* **WHAT IS BEING ASKED**: Find and copy lines holding "Assigns".

Dataset entries
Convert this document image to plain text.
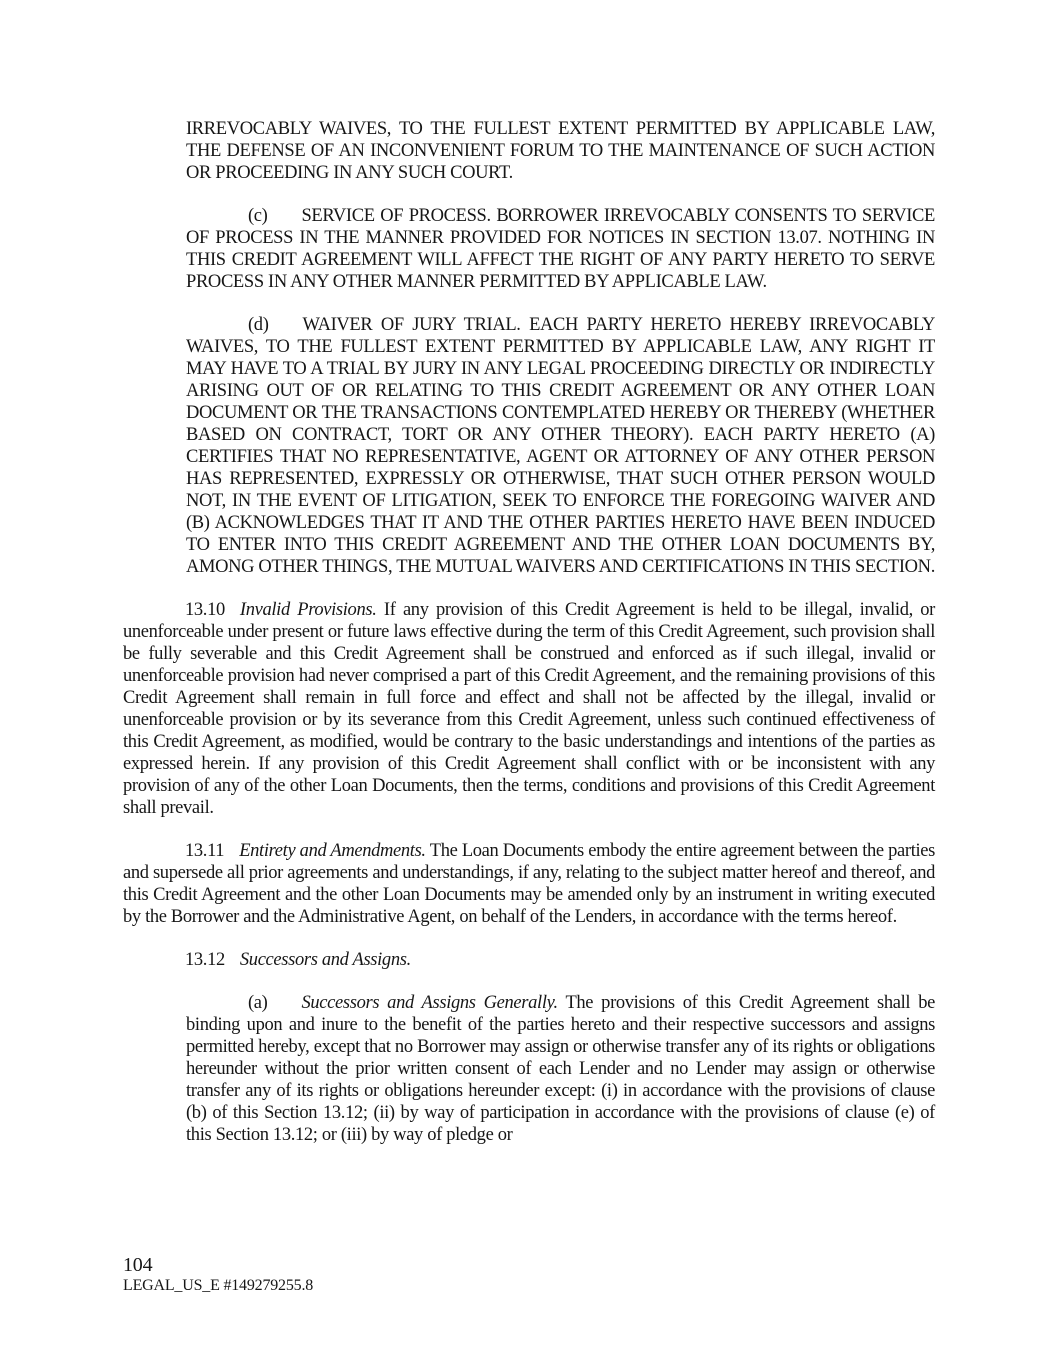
IRREVOCABLY WAIVES, TO THE FULLEST EXTENT PERMITTED BY APPLICABLE LAW, THE DEFENSE OF AN INCONVENIENT FORUM TO THE MAINTENANCE OF SUCH ACTION OR PROCEEDING IN ANY SUCH COURT.

(c) SERVICE OF PROCESS. BORROWER IRREVOCABLY CONSENTS TO SERVICE OF PROCESS IN THE MANNER PROVIDED FOR NOTICES IN SECTION 13.07. NOTHING IN THIS CREDIT AGREEMENT WILL AFFECT THE RIGHT OF ANY PARTY HERETO TO SERVE PROCESS IN ANY OTHER MANNER PERMITTED BY APPLICABLE LAW.

(d) WAIVER OF JURY TRIAL. EACH PARTY HERETO HEREBY IRREVOCABLY WAIVES, TO THE FULLEST EXTENT PERMITTED BY APPLICABLE LAW, ANY RIGHT IT MAY HAVE TO A TRIAL BY JURY IN ANY LEGAL PROCEEDING DIRECTLY OR INDIRECTLY ARISING OUT OF OR RELATING TO THIS CREDIT AGREEMENT OR ANY OTHER LOAN DOCUMENT OR THE TRANSACTIONS CONTEMPLATED HEREBY OR THEREBY (WHETHER BASED ON CONTRACT, TORT OR ANY OTHER THEORY). EACH PARTY HERETO (A) CERTIFIES THAT NO REPRESENTATIVE, AGENT OR ATTORNEY OF ANY OTHER PERSON HAS REPRESENTED, EXPRESSLY OR OTHERWISE, THAT SUCH OTHER PERSON WOULD NOT, IN THE EVENT OF LITIGATION, SEEK TO ENFORCE THE FOREGOING WAIVER AND (B) ACKNOWLEDGES THAT IT AND THE OTHER PARTIES HERETO HAVE BEEN INDUCED TO ENTER INTO THIS CREDIT AGREEMENT AND THE OTHER LOAN DOCUMENTS BY, AMONG OTHER THINGS, THE MUTUAL WAIVERS AND CERTIFICATIONS IN THIS SECTION.

13.10 Invalid Provisions. If any provision of this Credit Agreement is held to be illegal, invalid, or unenforceable under present or future laws effective during the term of this Credit Agreement, such provision shall be fully severable and this Credit Agreement shall be construed and enforced as if such illegal, invalid or unenforceable provision had never comprised a part of this Credit Agreement, and the remaining provisions of this Credit Agreement shall remain in full force and effect and shall not be affected by the illegal, invalid or unenforceable provision or by its severance from this Credit Agreement, unless such continued effectiveness of this Credit Agreement, as modified, would be contrary to the basic understandings and intentions of the parties as expressed herein. If any provision of this Credit Agreement shall conflict with or be inconsistent with any provision of any of the other Loan Documents, then the terms, conditions and provisions of this Credit Agreement shall prevail.

13.11 Entirety and Amendments. The Loan Documents embody the entire agreement between the parties and supersede all prior agreements and understandings, if any, relating to the subject matter hereof and thereof, and this Credit Agreement and the other Loan Documents may be amended only by an instrument in writing executed by the Borrower and the Administrative Agent, on behalf of the Lenders, in accordance with the terms hereof.

13.12 Successors and Assigns.

(a) Successors and Assigns Generally. The provisions of this Credit Agreement shall be binding upon and inure to the benefit of the parties hereto and their respective successors and assigns permitted hereby, except that no Borrower may assign or otherwise transfer any of its rights or obligations hereunder without the prior written consent of each Lender and no Lender may assign or otherwise transfer any of its rights or obligations hereunder except: (i) in accordance with the provisions of clause (b) of this Section 13.12; (ii) by way of participation in accordance with the provisions of clause (e) of this Section 13.12; or (iii) by way of pledge or

104
LEGAL_US_E #149279255.8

* **WORKED SOLUTION**:
13.12 Successors and Assigns.
(a) Successors and Assigns Generally. The provisions of this Credit Agreement shall be binding upon and inure to the benefit of the parties hereto and their respective successors and assigns permitted hereby, except that no Borrower may assign or otherwise transfer any of its rights or obligations hereunder without the prior written consent of each Lender and no Lender may assign or otherwise transfer any of its rights or obligations hereunder except: (i) in accordance with the provisions of clause (b) of this Section 13.12; (ii) by way of participation in accordance with the provisions of clause (e) of this Section 13.12; or (iii) by way of pledge or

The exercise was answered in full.